- [EXERCISE PROMPT] Check each line of the material below for "Speckle", then copy the ones that contain it.

- [Figure content listings]
-- begin --

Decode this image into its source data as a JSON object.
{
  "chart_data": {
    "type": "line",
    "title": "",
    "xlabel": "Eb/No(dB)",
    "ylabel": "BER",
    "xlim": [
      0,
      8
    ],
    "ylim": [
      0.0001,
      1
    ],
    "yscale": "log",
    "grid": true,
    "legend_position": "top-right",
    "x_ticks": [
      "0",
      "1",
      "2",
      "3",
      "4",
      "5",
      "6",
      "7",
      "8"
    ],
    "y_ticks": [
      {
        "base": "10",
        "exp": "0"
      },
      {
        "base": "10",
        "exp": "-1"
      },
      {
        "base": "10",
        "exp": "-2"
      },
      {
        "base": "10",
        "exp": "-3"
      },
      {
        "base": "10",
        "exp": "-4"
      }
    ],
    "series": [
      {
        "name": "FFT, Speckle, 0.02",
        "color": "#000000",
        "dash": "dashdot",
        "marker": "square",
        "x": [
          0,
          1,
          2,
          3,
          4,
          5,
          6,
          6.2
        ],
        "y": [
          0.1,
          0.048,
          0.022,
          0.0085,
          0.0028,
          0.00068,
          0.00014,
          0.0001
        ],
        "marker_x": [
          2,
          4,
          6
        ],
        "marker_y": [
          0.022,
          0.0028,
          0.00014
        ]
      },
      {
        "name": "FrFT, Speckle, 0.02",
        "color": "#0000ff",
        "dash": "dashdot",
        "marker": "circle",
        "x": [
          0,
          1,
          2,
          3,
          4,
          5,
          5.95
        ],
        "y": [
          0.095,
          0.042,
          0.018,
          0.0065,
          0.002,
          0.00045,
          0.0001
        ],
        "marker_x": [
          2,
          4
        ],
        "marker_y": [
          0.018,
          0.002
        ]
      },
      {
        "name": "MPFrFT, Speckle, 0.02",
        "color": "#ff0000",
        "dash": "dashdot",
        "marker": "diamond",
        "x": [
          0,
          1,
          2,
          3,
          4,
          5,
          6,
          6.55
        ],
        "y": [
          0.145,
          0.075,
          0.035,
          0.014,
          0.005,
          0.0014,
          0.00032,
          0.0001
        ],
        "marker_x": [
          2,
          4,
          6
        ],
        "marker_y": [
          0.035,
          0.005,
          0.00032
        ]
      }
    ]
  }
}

-- end --

- [OUTPUT OF THE TASK]
        "name": "FFT, Speckle, 0.02",
        "name": "FrFT, Speckle, 0.02",
        "name": "MPFrFT, Speckle, 0.02",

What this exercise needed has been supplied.